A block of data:
****

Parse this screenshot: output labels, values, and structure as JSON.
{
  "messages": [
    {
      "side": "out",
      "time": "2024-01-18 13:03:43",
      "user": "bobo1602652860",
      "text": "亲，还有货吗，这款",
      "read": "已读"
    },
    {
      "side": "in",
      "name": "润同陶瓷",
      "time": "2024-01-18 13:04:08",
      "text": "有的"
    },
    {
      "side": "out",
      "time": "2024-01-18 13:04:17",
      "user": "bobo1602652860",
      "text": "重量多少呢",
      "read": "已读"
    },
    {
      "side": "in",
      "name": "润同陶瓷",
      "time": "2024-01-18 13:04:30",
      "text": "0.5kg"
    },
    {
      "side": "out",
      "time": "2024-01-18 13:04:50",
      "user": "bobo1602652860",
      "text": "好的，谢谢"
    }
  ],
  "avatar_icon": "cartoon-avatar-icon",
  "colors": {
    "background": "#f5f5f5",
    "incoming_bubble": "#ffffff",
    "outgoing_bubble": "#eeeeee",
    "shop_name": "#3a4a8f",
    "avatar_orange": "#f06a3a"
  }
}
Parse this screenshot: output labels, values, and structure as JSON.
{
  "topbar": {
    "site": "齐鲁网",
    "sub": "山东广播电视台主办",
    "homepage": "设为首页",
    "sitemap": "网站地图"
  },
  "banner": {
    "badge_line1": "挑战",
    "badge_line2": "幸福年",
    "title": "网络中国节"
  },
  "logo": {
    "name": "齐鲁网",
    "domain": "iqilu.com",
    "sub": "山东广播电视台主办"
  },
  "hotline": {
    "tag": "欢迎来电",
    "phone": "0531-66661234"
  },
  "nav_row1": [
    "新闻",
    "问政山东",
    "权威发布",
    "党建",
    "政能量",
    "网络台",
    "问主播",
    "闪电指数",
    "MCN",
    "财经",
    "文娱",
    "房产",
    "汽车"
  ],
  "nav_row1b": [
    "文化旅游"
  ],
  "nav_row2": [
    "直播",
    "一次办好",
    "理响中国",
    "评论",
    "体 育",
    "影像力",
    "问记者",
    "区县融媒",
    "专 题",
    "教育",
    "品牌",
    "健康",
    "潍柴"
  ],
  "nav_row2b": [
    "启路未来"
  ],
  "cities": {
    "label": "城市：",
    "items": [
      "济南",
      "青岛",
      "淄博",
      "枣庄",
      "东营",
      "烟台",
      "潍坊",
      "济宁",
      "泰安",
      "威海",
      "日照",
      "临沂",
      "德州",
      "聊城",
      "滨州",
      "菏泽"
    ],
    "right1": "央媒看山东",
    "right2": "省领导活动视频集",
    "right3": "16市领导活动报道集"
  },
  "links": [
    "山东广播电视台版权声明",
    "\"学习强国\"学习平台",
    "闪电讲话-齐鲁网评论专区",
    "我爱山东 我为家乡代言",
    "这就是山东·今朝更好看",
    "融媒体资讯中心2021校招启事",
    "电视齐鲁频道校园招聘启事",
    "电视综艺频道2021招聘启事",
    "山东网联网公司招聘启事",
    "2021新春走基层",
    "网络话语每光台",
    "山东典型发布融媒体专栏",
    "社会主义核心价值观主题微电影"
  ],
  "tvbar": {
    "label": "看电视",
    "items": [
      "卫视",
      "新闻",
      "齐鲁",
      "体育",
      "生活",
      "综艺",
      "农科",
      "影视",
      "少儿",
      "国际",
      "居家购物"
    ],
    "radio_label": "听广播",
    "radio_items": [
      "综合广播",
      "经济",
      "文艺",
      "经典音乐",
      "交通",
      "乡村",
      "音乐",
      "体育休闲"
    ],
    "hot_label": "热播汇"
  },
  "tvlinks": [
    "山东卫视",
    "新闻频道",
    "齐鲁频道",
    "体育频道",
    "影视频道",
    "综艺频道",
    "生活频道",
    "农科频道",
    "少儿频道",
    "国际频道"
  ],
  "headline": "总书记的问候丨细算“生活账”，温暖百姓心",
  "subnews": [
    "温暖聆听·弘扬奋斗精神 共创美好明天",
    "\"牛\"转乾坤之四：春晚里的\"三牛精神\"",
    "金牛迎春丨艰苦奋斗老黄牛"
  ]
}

****

Work required:
Each record above should be restated word for word.

Worked solution:
Parse this screenshot: output labels, values, and structure as JSON.
{
  "messages": [
    {
      "side": "out",
      "time": "2024-01-18 13:03:43",
      "user": "bobo1602652860",
      "text": "亲，还有货吗，这款",
      "read": "已读"
    },
    {
      "side": "in",
      "name": "润同陶瓷",
      "time": "2024-01-18 13:04:08",
      "text": "有的"
    },
    {
      "side": "out",
      "time": "2024-01-18 13:04:17",
      "user": "bobo1602652860",
      "text": "重量多少呢",
      "read": "已读"
    },
    {
      "side": "in",
      "name": "润同陶瓷",
      "time": "2024-01-18 13:04:30",
      "text": "0.5kg"
    },
    {
      "side": "out",
      "time": "2024-01-18 13:04:50",
      "user": "bobo1602652860",
      "text": "好的，谢谢"
    }
  ],
  "avatar_icon": "cartoon-avatar-icon",
  "colors": {
    "background": "#f5f5f5",
    "incoming_bubble": "#ffffff",
    "outgoing_bubble": "#eeeeee",
    "shop_name": "#3a4a8f",
    "avatar_orange": "#f06a3a"
  }
}
Parse this screenshot: output labels, values, and structure as JSON.
{
  "topbar": {
    "site": "齐鲁网",
    "sub": "山东广播电视台主办",
    "homepage": "设为首页",
    "sitemap": "网站地图"
  },
  "banner": {
    "badge_line1": "挑战",
    "badge_line2": "幸福年",
    "title": "网络中国节"
  },
  "logo": {
    "name": "齐鲁网",
    "domain": "iqilu.com",
    "sub": "山东广播电视台主办"
  },
  "hotline": {
    "tag": "欢迎来电",
    "phone": "0531-66661234"
  },
  "nav_row1": [
    "新闻",
    "问政山东",
    "权威发布",
    "党建",
    "政能量",
    "网络台",
    "问主播",
    "闪电指数",
    "MCN",
    "财经",
    "文娱",
    "房产",
    "汽车"
  ],
  "nav_row1b": [
    "文化旅游"
  ],
  "nav_row2": [
    "直播",
    "一次办好",
    "理响中国",
    "评论",
    "体 育",
    "影像力",
    "问记者",
    "区县融媒",
    "专 题",
    "教育",
    "品牌",
    "健康",
    "潍柴"
  ],
  "nav_row2b": [
    "启路未来"
  ],
  "cities": {
    "label": "城市：",
    "items": [
      "济南",
      "青岛",
      "淄博",
      "枣庄",
      "东营",
      "烟台",
      "潍坊",
      "济宁",
      "泰安",
      "威海",
      "日照",
      "临沂",
      "德州",
      "聊城",
      "滨州",
      "菏泽"
    ],
    "right1": "央媒看山东",
    "right2": "省领导活动视频集",
    "right3": "16市领导活动报道集"
  },
  "links": [
    "山东广播电视台版权声明",
    "\"学习强国\"学习平台",
    "闪电讲话-齐鲁网评论专区",
    "我爱山东 我为家乡代言",
    "这就是山东·今朝更好看",
    "融媒体资讯中心2021校招启事",
    "电视齐鲁频道校园招聘启事",
    "电视综艺频道2021招聘启事",
    "山东网联网公司招聘启事",
    "2021新春走基层",
    "网络话语每光台",
    "山东典型发布融媒体专栏",
    "社会主义核心价值观主题微电影"
  ],
  "tvbar": {
    "label": "看电视",
    "items": [
      "卫视",
      "新闻",
      "齐鲁",
      "体育",
      "生活",
      "综艺",
      "农科",
      "影视",
      "少儿",
      "国际",
      "居家购物"
    ],
    "radio_label": "听广播",
    "radio_items": [
      "综合广播",
      "经济",
      "文艺",
      "经典音乐",
      "交通",
      "乡村",
      "音乐",
      "体育休闲"
    ],
    "hot_label": "热播汇"
  },
  "tvlinks": [
    "山东卫视",
    "新闻频道",
    "齐鲁频道",
    "体育频道",
    "影视频道",
    "综艺频道",
    "生活频道",
    "农科频道",
    "少儿频道",
    "国际频道"
  ],
  "headline": "总书记的问候丨细算“生活账”，温暖百姓心",
  "subnews": [
    "温暖聆听·弘扬奋斗精神 共创美好明天",
    "\"牛\"转乾坤之四：春晚里的\"三牛精神\"",
    "金牛迎春丨艰苦奋斗老黄牛"
  ]
}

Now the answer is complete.